Report how many lines below contain the word "JSON". Give only the number.

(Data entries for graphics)
________________________________________

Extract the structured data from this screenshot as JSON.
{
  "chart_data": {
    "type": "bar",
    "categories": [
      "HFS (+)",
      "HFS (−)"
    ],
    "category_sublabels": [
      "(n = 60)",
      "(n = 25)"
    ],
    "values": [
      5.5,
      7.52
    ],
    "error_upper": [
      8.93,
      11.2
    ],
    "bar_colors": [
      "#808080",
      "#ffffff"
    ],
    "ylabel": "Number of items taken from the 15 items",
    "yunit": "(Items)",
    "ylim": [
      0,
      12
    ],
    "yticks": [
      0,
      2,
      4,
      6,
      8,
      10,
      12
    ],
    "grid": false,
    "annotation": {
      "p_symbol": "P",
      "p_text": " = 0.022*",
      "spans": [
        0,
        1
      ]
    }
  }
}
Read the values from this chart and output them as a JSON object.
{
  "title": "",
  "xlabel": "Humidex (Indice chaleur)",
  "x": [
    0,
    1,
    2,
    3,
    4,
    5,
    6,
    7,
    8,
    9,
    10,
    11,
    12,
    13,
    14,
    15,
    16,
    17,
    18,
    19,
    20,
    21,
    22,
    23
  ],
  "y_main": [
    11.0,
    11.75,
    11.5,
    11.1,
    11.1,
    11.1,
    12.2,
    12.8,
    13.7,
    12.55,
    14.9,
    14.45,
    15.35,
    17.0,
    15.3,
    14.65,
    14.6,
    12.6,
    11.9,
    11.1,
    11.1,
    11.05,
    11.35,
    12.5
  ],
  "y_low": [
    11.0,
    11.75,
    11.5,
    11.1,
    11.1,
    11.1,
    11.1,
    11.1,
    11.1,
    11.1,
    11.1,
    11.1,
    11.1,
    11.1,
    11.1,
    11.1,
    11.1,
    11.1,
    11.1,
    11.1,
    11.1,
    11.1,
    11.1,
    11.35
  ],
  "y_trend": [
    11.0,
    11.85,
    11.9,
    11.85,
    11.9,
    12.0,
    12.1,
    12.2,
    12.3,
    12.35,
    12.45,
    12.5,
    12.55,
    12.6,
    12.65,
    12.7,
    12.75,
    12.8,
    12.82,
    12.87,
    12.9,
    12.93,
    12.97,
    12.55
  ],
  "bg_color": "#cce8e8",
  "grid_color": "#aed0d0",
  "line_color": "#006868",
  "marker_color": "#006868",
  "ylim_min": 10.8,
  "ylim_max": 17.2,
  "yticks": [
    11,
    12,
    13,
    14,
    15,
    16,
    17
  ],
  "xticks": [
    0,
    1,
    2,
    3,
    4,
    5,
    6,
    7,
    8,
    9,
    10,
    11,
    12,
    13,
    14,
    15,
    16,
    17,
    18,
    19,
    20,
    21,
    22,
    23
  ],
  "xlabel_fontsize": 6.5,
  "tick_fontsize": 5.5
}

________________________________________

• The completed task: 2